> _Given task_:
Copy every line of the data that includes the string "this".

******************************

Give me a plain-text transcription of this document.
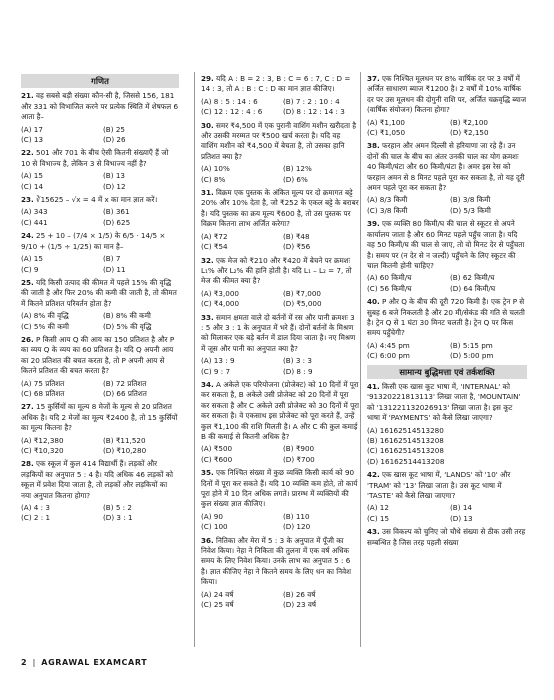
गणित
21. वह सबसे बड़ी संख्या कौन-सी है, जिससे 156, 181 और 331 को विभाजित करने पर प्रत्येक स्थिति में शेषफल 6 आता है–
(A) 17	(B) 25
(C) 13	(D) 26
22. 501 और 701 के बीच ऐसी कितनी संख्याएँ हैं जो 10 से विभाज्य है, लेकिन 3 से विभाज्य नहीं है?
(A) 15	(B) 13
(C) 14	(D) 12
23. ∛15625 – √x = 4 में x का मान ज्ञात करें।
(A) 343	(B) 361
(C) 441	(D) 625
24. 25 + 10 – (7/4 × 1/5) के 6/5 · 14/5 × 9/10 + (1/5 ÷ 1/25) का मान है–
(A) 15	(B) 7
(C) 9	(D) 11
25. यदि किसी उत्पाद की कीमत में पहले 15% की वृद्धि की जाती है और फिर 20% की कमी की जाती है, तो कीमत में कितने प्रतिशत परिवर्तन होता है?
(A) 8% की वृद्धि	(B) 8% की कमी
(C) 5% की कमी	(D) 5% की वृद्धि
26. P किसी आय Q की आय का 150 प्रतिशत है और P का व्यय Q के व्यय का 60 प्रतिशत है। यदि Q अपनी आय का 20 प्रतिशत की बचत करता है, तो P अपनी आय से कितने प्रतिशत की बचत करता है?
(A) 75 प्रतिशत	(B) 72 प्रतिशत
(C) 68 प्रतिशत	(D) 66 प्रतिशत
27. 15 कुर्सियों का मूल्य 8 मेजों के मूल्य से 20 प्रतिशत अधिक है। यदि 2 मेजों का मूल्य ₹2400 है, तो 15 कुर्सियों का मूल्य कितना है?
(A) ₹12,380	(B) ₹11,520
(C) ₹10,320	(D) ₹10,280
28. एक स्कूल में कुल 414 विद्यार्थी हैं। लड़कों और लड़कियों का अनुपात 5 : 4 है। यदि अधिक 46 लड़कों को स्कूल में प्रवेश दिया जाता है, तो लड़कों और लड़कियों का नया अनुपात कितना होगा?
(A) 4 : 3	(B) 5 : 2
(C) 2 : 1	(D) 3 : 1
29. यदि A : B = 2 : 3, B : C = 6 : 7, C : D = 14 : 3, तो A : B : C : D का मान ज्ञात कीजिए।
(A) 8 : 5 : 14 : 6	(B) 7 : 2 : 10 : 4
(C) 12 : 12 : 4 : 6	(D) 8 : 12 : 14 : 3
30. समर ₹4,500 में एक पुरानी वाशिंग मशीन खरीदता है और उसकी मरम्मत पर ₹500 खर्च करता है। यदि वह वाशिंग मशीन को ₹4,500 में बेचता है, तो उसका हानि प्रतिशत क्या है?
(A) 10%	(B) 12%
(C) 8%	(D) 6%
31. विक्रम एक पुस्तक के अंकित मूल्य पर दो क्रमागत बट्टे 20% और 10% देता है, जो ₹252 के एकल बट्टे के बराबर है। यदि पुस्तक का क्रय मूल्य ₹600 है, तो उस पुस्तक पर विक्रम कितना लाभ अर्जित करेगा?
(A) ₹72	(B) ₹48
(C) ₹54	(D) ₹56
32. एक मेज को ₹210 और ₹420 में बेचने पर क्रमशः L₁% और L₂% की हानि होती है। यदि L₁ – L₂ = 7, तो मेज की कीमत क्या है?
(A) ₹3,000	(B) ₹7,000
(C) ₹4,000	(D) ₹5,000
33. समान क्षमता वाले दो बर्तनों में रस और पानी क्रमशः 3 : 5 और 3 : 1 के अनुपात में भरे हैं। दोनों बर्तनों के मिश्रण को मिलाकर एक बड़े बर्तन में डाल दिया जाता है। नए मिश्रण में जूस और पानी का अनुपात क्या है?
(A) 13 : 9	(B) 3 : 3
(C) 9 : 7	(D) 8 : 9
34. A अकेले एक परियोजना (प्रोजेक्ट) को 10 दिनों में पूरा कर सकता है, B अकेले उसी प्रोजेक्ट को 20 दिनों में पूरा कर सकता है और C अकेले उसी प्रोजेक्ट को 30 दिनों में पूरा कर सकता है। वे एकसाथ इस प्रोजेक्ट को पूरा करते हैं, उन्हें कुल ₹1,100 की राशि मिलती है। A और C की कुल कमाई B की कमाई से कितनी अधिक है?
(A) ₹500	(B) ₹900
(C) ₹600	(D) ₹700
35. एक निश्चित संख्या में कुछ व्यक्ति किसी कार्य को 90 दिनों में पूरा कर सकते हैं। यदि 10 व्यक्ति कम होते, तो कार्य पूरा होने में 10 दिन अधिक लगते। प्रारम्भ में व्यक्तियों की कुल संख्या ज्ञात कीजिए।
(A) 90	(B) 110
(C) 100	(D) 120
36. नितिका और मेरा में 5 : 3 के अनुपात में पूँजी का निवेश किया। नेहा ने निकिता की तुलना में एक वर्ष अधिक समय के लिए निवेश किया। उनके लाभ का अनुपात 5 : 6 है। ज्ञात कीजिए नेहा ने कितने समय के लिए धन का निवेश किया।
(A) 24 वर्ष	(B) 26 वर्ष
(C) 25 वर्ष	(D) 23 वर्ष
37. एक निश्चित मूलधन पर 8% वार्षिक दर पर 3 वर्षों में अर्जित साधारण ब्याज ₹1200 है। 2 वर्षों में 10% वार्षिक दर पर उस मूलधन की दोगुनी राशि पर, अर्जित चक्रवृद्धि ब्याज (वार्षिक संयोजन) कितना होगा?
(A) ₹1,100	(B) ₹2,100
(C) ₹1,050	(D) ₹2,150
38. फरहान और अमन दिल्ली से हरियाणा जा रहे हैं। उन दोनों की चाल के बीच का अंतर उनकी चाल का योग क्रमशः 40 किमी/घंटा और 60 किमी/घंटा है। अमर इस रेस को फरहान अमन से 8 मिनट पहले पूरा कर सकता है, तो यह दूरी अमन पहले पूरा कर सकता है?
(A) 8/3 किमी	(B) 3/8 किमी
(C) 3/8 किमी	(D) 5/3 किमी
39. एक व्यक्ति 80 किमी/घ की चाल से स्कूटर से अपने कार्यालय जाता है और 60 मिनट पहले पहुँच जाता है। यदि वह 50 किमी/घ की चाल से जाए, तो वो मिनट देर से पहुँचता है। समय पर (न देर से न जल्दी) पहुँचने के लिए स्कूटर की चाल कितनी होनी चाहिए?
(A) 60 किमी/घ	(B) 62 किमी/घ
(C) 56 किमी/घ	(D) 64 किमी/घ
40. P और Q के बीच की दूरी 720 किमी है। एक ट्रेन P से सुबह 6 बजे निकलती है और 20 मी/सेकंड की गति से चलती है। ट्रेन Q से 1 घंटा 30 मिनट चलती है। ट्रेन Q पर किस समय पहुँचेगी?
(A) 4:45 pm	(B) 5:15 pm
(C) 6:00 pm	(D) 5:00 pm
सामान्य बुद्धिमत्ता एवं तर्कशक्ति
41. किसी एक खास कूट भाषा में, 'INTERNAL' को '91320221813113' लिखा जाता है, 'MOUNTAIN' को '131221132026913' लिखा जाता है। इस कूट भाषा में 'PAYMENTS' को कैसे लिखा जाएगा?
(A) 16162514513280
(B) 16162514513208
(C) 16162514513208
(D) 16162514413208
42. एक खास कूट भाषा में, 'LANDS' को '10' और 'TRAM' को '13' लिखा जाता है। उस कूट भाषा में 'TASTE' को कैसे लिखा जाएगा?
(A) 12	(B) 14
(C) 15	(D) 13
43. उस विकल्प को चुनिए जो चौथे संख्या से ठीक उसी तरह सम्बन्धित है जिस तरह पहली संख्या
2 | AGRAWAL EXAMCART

******************************

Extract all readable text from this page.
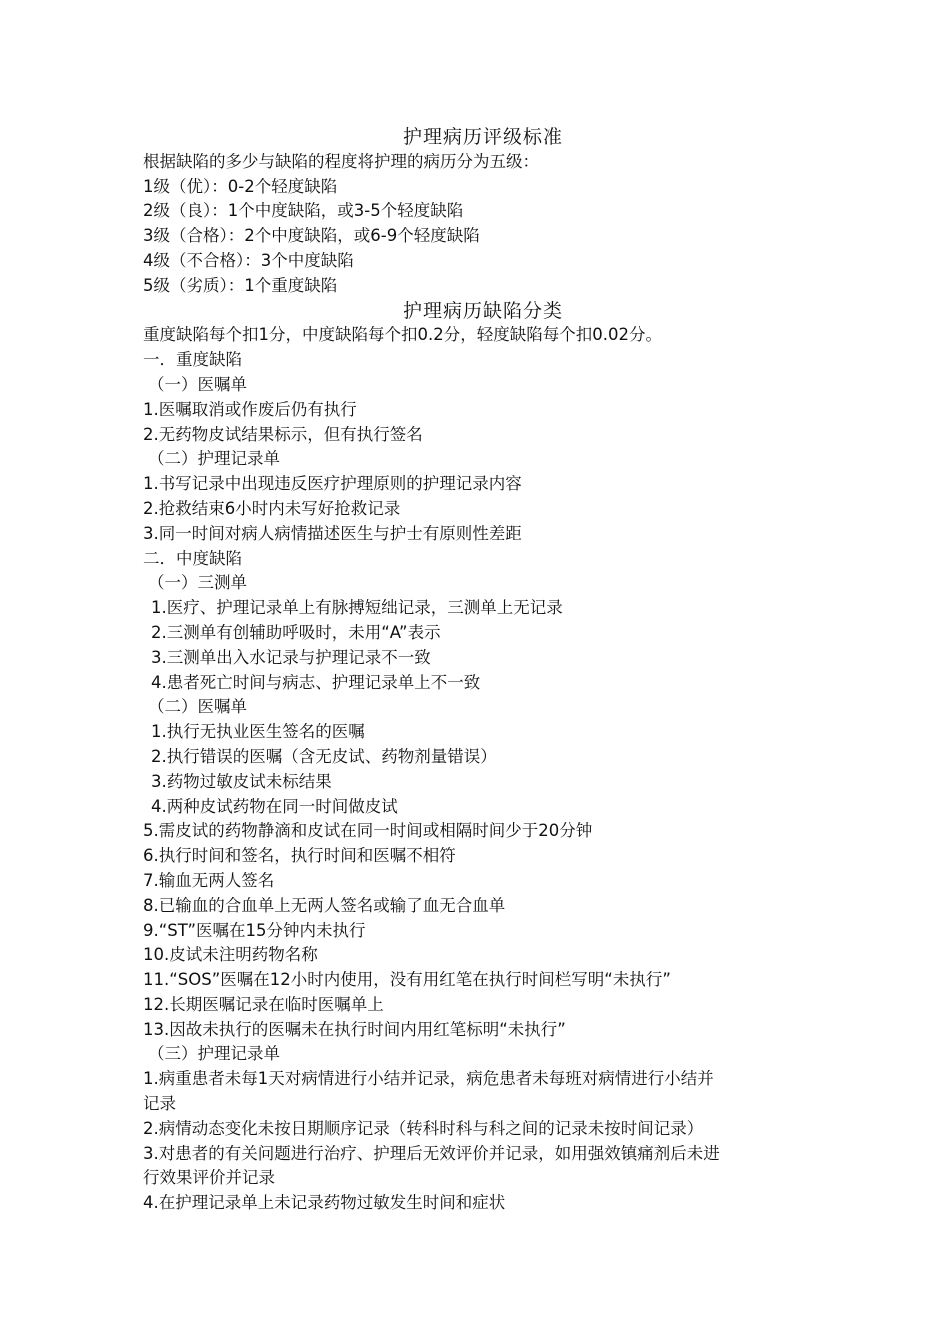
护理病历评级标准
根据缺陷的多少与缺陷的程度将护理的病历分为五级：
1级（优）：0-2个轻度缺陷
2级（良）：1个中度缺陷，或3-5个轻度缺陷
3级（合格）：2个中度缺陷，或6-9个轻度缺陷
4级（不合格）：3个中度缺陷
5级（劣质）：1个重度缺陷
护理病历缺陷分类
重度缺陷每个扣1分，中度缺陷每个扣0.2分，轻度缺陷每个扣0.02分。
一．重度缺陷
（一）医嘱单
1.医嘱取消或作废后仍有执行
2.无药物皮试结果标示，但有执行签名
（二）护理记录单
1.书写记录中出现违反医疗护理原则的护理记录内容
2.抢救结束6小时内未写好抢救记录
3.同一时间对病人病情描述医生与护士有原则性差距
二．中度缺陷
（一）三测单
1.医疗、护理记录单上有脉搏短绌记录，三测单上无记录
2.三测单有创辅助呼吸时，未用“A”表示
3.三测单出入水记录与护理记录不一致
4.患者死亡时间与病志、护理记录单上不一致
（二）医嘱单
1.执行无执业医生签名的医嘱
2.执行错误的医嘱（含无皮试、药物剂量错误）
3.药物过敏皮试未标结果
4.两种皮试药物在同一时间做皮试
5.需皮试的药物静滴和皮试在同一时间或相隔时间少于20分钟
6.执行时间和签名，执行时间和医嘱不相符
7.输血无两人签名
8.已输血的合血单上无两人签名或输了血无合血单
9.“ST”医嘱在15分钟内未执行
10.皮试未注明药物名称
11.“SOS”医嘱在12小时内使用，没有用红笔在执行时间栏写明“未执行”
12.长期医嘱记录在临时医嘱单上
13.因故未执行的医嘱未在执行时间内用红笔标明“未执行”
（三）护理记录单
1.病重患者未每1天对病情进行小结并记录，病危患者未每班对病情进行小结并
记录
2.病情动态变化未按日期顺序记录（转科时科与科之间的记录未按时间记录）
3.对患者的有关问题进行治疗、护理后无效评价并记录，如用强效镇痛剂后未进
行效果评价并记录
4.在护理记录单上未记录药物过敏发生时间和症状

******************************

> _In response_:
Give me a plain-text transcription of this document.
Extract all readable text from this page.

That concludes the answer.